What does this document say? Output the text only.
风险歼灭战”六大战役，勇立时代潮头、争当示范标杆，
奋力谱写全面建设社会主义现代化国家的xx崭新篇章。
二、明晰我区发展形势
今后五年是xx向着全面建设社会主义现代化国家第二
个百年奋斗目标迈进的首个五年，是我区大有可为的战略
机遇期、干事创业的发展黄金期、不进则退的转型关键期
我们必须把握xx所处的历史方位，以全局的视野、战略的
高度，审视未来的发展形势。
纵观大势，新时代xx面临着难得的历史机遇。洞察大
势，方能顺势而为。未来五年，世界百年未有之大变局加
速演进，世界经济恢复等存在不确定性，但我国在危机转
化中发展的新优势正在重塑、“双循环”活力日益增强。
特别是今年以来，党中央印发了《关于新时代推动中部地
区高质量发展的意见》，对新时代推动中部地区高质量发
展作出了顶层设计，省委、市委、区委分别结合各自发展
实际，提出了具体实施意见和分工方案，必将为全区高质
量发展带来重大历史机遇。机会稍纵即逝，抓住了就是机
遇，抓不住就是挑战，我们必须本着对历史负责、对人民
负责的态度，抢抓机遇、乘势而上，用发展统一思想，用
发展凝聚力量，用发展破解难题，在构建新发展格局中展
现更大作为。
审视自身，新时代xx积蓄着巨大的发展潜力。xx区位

● ● ● ●

• Task
Repeat the records above exactly, leaving none out.

• Answer to this problem
What does this document say? Output the text only.
风险歼灭战”六大战役，勇立时代潮头、争当示范标杆，
奋力谱写全面建设社会主义现代化国家的xx崭新篇章。
二、明晰我区发展形势
今后五年是xx向着全面建设社会主义现代化国家第二
个百年奋斗目标迈进的首个五年，是我区大有可为的战略
机遇期、干事创业的发展黄金期、不进则退的转型关键期
我们必须把握xx所处的历史方位，以全局的视野、战略的
高度，审视未来的发展形势。
纵观大势，新时代xx面临着难得的历史机遇。洞察大
势，方能顺势而为。未来五年，世界百年未有之大变局加
速演进，世界经济恢复等存在不确定性，但我国在危机转
化中发展的新优势正在重塑、“双循环”活力日益增强。
特别是今年以来，党中央印发了《关于新时代推动中部地
区高质量发展的意见》，对新时代推动中部地区高质量发
展作出了顶层设计，省委、市委、区委分别结合各自发展
实际，提出了具体实施意见和分工方案，必将为全区高质
量发展带来重大历史机遇。机会稍纵即逝，抓住了就是机
遇，抓不住就是挑战，我们必须本着对历史负责、对人民
负责的态度，抢抓机遇、乘势而上，用发展统一思想，用
发展凝聚力量，用发展破解难题，在构建新发展格局中展
现更大作为。
审视自身，新时代xx积蓄着巨大的发展潜力。xx区位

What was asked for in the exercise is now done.